» What to produce
Find each line with the string "JSON" and copy it.
○ ○ ○ ○ ○
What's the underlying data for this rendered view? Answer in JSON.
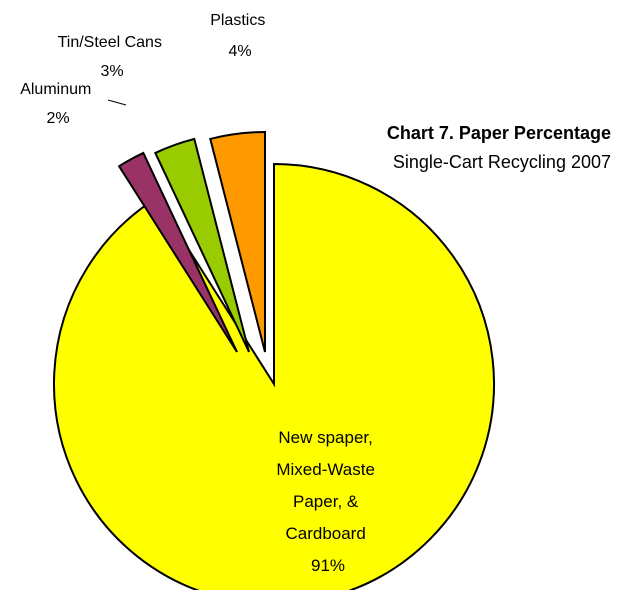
{
  "chart_data": {
    "type": "pie",
    "title": "Chart 7. Paper Percentage",
    "subtitle": "Single-Cart Recycling 2007",
    "categories": [
      "Newspaper, Mixed-Waste Paper, & Cardboard",
      "Aluminum",
      "Tin/Steel Cans",
      "Plastics"
    ],
    "values": [
      91,
      2,
      3,
      4
    ],
    "unit": "%",
    "slice_colors": [
      "#ffff00",
      "#993366",
      "#99cc00",
      "#ff9900"
    ],
    "exploded": true,
    "labels": [
      {
        "lines": [
          "New spaper,",
          "Mixed-Waste",
          "Paper, &",
          "Cardboard"
        ],
        "value": "91%"
      },
      {
        "lines": [
          "Aluminum"
        ],
        "value": "2%"
      },
      {
        "lines": [
          "Tin/Steel Cans"
        ],
        "value": "3%"
      },
      {
        "lines": [
          "Plastics"
        ],
        "value": "4%"
      }
    ]
  }
}
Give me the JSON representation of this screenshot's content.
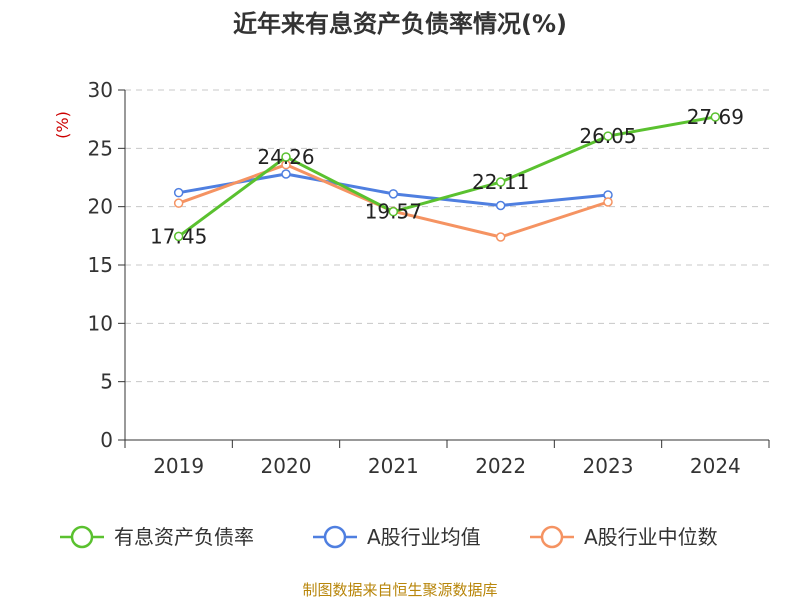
{
  "chart_data": {
    "type": "line",
    "title": "近年来有息资产负债率情况(%)",
    "ylabel": "(%)",
    "categories": [
      "2019",
      "2020",
      "2021",
      "2022",
      "2023",
      "2024"
    ],
    "yticks": [
      "0",
      "5",
      "10",
      "15",
      "20",
      "25",
      "30"
    ],
    "ylim": [
      0,
      30
    ],
    "grid": true,
    "legend_position": "bottom",
    "series": [
      {
        "name": "有息资产负债率",
        "color": "#5ac12f",
        "values": [
          17.45,
          24.26,
          19.57,
          22.11,
          26.05,
          27.69
        ],
        "labels": [
          "17.45",
          "24.26",
          "19.57",
          "22.11",
          "26.05",
          "27.69"
        ]
      },
      {
        "name": "A股行业均值",
        "color": "#4f7fe0",
        "values": [
          21.2,
          22.8,
          21.1,
          20.1,
          21.0,
          null
        ]
      },
      {
        "name": "A股行业中位数",
        "color": "#f59362",
        "values": [
          20.3,
          23.6,
          19.6,
          17.4,
          20.4,
          null
        ]
      }
    ]
  },
  "source": "制图数据来自恒生聚源数据库"
}
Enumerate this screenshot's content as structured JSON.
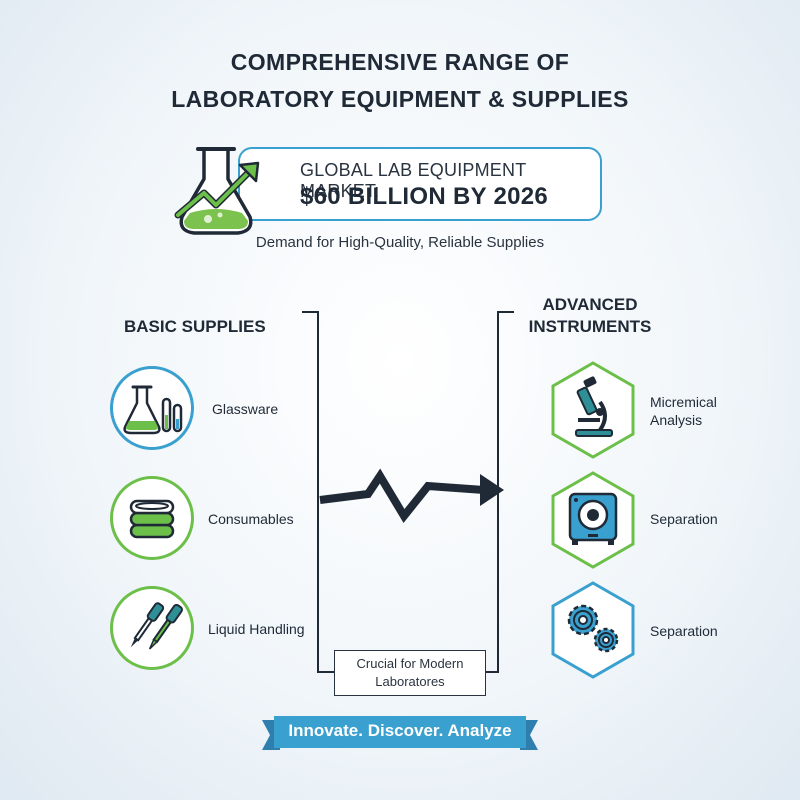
{
  "title": {
    "line1": "COMPREHENSIVE RANGE OF",
    "line2": "LABORATORY EQUIPMENT & SUPPLIES"
  },
  "market": {
    "label": "GLOBAL LAB EQUIPMENT MARKET:",
    "value": "$60 BILLION BY 2026"
  },
  "demand": "Demand for High-Quality, Reliable Supplies",
  "basic": {
    "heading": "BASIC SUPPLIES",
    "items": [
      {
        "label": "Glassware",
        "icon": "glassware-icon"
      },
      {
        "label": "Consumables",
        "icon": "consumables-icon"
      },
      {
        "label": "Liquid Handling",
        "icon": "pipette-icon"
      }
    ]
  },
  "advanced": {
    "heading_line1": "ADVANCED",
    "heading_line2": "INSTRUMENTS",
    "items": [
      {
        "label_line1": "Micremical",
        "label_line2": "Analysis",
        "icon": "microscope-icon"
      },
      {
        "label_line1": "Separation",
        "label_line2": "",
        "icon": "centrifuge-icon"
      },
      {
        "label_line1": "Separation",
        "label_line2": "",
        "icon": "gears-icon"
      }
    ]
  },
  "footer_note": {
    "line1": "Crucial for Modern",
    "line2": "Laboratores"
  },
  "ribbon": "Innovate. Discover. Analyze",
  "colors": {
    "blue": "#3aa0cf",
    "green": "#6cc04a",
    "dark": "#1f2a36",
    "teal": "#2e8f97"
  }
}
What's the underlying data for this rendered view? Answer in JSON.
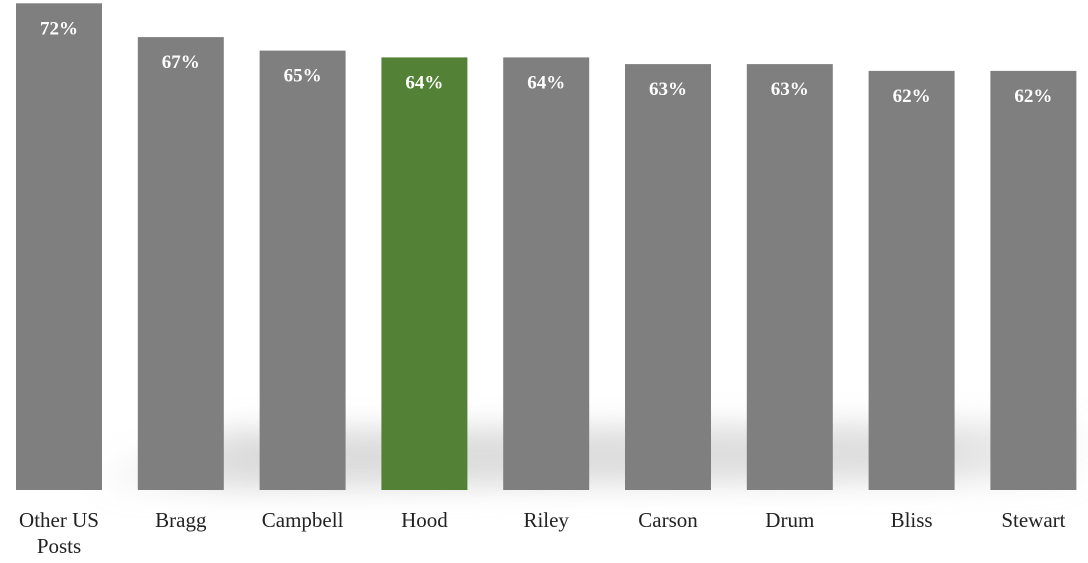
{
  "chart_data": {
    "type": "bar",
    "categories": [
      "Other US Posts",
      "Bragg",
      "Campbell",
      "Hood",
      "Riley",
      "Carson",
      "Drum",
      "Bliss",
      "Stewart"
    ],
    "category_lines": [
      [
        "Other US",
        "Posts"
      ],
      [
        "Bragg"
      ],
      [
        "Campbell"
      ],
      [
        "Hood"
      ],
      [
        "Riley"
      ],
      [
        "Carson"
      ],
      [
        "Drum"
      ],
      [
        "Bliss"
      ],
      [
        "Stewart"
      ]
    ],
    "values": [
      72,
      67,
      65,
      64,
      64,
      63,
      63,
      62,
      62
    ],
    "value_labels": [
      "72%",
      "67%",
      "65%",
      "64%",
      "64%",
      "63%",
      "63%",
      "62%",
      "62%"
    ],
    "highlight_index": 3,
    "colors": {
      "bar": "#7f7f7f",
      "highlight": "#538135",
      "label": "#ffffff",
      "category_text": "#222222"
    },
    "title": "",
    "xlabel": "",
    "ylabel": "",
    "axes_visible": false,
    "grid": false,
    "legend": "none"
  }
}
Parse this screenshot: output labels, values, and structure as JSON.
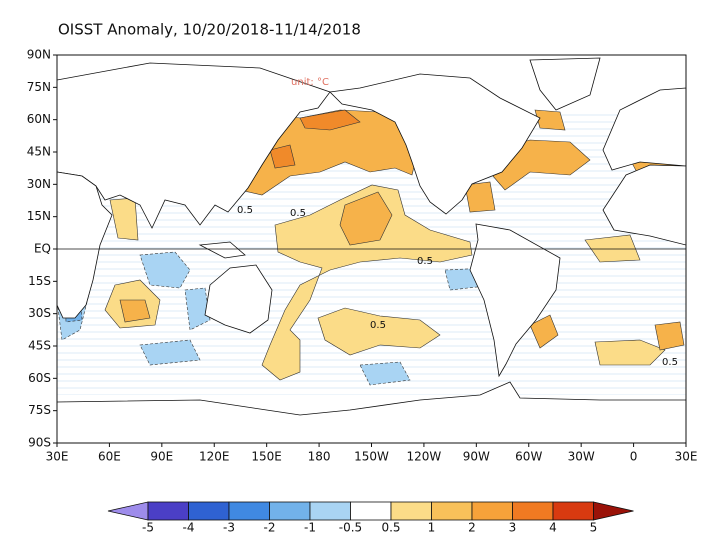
{
  "title": "OISST Anomaly, 10/20/2018-11/14/2018",
  "unit_label": "unit: °C",
  "map": {
    "lat_labels": [
      "90N",
      "75N",
      "60N",
      "45N",
      "30N",
      "15N",
      "EQ",
      "15S",
      "30S",
      "45S",
      "60S",
      "75S",
      "90S"
    ],
    "lon_labels": [
      "30E",
      "60E",
      "90E",
      "120E",
      "150E",
      "180",
      "150W",
      "120W",
      "90W",
      "60W",
      "30W",
      "0",
      "30E"
    ],
    "contour_labels": [
      0.5,
      0.5,
      0.5,
      0.5,
      0.5
    ]
  },
  "colorbar": {
    "levels": [
      -5,
      -4,
      -3,
      -2,
      -1,
      -0.5,
      0.5,
      1,
      2,
      3,
      4,
      5
    ],
    "colors": [
      "#9e8ceb",
      "#4b3fc6",
      "#2f62d2",
      "#4089e2",
      "#72b2ea",
      "#a9d4f3",
      "#ffffff",
      "#fbdc88",
      "#f8c15a",
      "#f6a23a",
      "#f07a22",
      "#d83a10",
      "#9a1208"
    ]
  }
}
○ ○ ○ ○ ○
» Task output
What's the underlying data for this rendered view? Answer in JSON.
Give me the JSON representation of this screenshot's content.
Enumerate this screenshot's content as structured JSON.
What's the underlying data for this rendered view? Answer in JSON.
Parse this screenshot: output labels, values, and structure as JSON.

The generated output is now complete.